== Records

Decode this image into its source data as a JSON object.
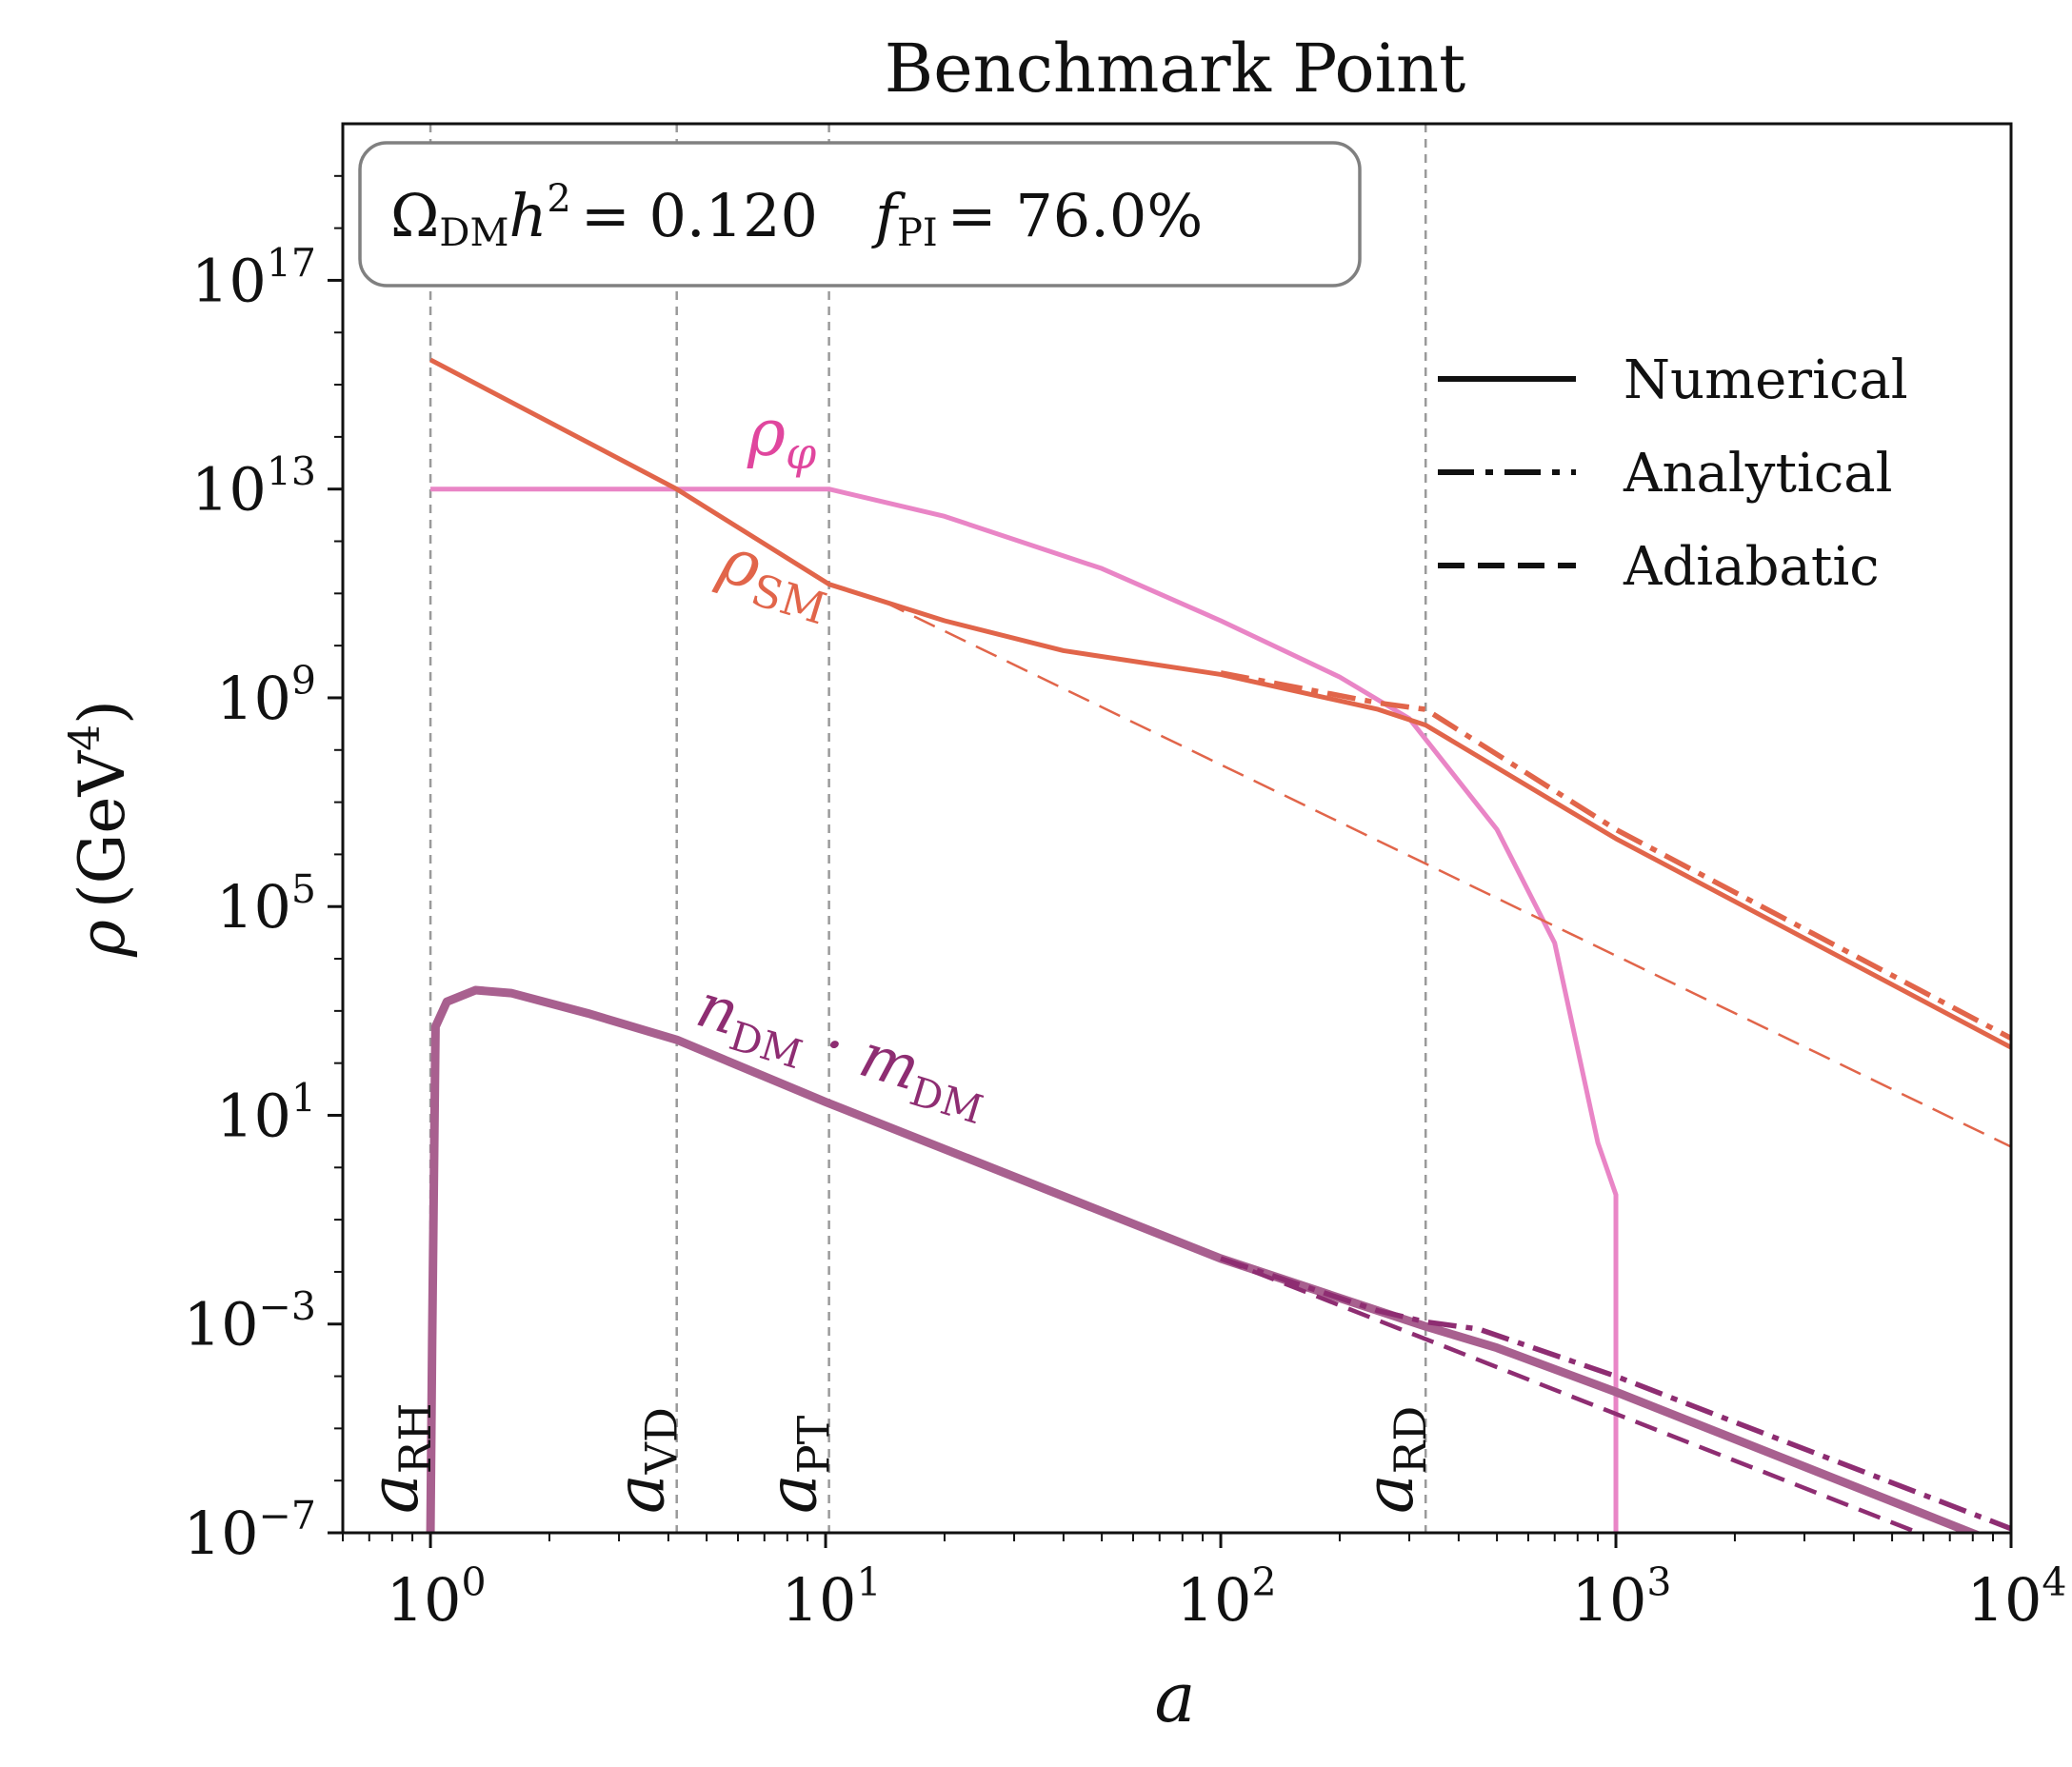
{
  "chart_data": {
    "type": "line",
    "title": "Benchmark Point",
    "xlabel": "a",
    "ylabel": {
      "main": "ρ",
      "unit_open": "(",
      "unit": "GeV",
      "unit_exp": "4",
      "unit_close": ")"
    },
    "xscale": "log",
    "yscale": "log",
    "xlim": [
      0.6,
      10000
    ],
    "ylim": [
      1e-07,
      1e+20
    ],
    "x_ticks": [
      {
        "base": "10",
        "exp": "0",
        "value": 1
      },
      {
        "base": "10",
        "exp": "1",
        "value": 10
      },
      {
        "base": "10",
        "exp": "2",
        "value": 100
      },
      {
        "base": "10",
        "exp": "3",
        "value": 1000
      },
      {
        "base": "10",
        "exp": "4",
        "value": 10000
      }
    ],
    "y_ticks": [
      {
        "base": "10",
        "exp": "−7",
        "value": 1e-07
      },
      {
        "base": "10",
        "exp": "−3",
        "value": 0.001
      },
      {
        "base": "10",
        "exp": "1",
        "value": 10
      },
      {
        "base": "10",
        "exp": "5",
        "value": 100000
      },
      {
        "base": "10",
        "exp": "9",
        "value": 1000000000
      },
      {
        "base": "10",
        "exp": "13",
        "value": 10000000000000
      },
      {
        "base": "10",
        "exp": "17",
        "value": 100000000000000000
      }
    ],
    "info_box": {
      "omega_symbol": "Ω",
      "omega_sub": "DM",
      "h": "h",
      "h_exp": "2",
      "omega_value": "= 0.120",
      "f_symbol": "f",
      "f_sub": "PI",
      "f_value": "= 76.0%"
    },
    "vlines": [
      {
        "x": 1,
        "base": "a",
        "sub": "RH"
      },
      {
        "x": 4.2,
        "base": "a",
        "sub": "VD"
      },
      {
        "x": 10.2,
        "base": "a",
        "sub": "PT"
      },
      {
        "x": 330,
        "base": "a",
        "sub": "RD"
      }
    ],
    "legend": {
      "position": "top-right",
      "entries": [
        {
          "label": "Numerical",
          "style": "solid"
        },
        {
          "label": "Analytical",
          "style": "dashdot"
        },
        {
          "label": "Adiabatic",
          "style": "dashed"
        }
      ]
    },
    "curve_labels": [
      {
        "series": "rho_phi",
        "base": "ρ",
        "sub": "φ"
      },
      {
        "series": "rho_SM",
        "base": "ρ",
        "sub": "SM"
      },
      {
        "series": "rho_DM",
        "text": "n",
        "sub1": "DM",
        "mid": " · m",
        "sub2": "DM"
      }
    ],
    "colors": {
      "rho_phi": "#e985c6",
      "rho_phi_label": "#e0469e",
      "rho_SM": "#e1654a",
      "rho_DM": "#8e2d72",
      "rho_DM_numerical": "#a8608f",
      "vline": "#9a9a9a",
      "box_edge": "#808080"
    },
    "series": [
      {
        "name": "rho_phi",
        "style": "solid",
        "x": [
          1,
          10.2,
          20,
          50,
          100,
          200,
          300,
          500,
          700,
          900,
          1000,
          1000
        ],
        "y": [
          10000000000000.0,
          10000000000000.0,
          3000000000000.0,
          300000000000.0,
          30000000000.0,
          2500000000.0,
          400000000.0,
          3000000.0,
          20000.0,
          3,
          0.3,
          1e-07
        ]
      },
      {
        "name": "rho_SM",
        "style": "solid",
        "x": [
          1,
          4.2,
          10.2,
          20,
          40,
          100,
          250,
          330,
          1000,
          10000
        ],
        "y": [
          3000000000000000.0,
          10000000000000.0,
          150000000000.0,
          30000000000.0,
          8000000000.0,
          2800000000.0,
          600000000.0,
          300000000.0,
          2000000.0,
          200.0
        ]
      },
      {
        "name": "rho_SM",
        "style": "dashdot",
        "x": [
          100,
          250,
          330,
          1000,
          10000
        ],
        "y": [
          3000000000.0,
          800000000.0,
          600000000.0,
          3000000.0,
          300.0
        ]
      },
      {
        "name": "rho_SM",
        "style": "dashed",
        "x": [
          14,
          10000
        ],
        "y": [
          70000000000.0,
          2.5
        ]
      },
      {
        "name": "rho_DM",
        "style": "solid",
        "x": [
          1,
          1.01,
          1.03,
          1.1,
          1.3,
          1.6,
          2.5,
          4.2,
          10,
          100,
          250,
          330,
          500,
          1000,
          10000
        ],
        "y": [
          1e-07,
          0.0005,
          500,
          1500,
          2500,
          2200,
          900,
          280,
          18,
          0.018,
          0.0018,
          0.0009,
          0.00035,
          5e-05,
          5e-08
        ]
      },
      {
        "name": "rho_DM",
        "style": "dashdot",
        "x": [
          100,
          250,
          330,
          450,
          1000,
          10000
        ],
        "y": [
          0.018,
          0.0018,
          0.0011,
          0.0008,
          0.0001,
          1.2e-07
        ]
      },
      {
        "name": "rho_DM",
        "style": "dashed",
        "x": [
          100,
          10000
        ],
        "y": [
          0.018,
          2e-08
        ]
      }
    ]
  }
}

====

## Given request
Search the listing for the word "series" and return each line that holds it.

## Response
        "series": "rho_phi",
        "series": "rho_SM",
        "series": "rho_DM",
    "series": [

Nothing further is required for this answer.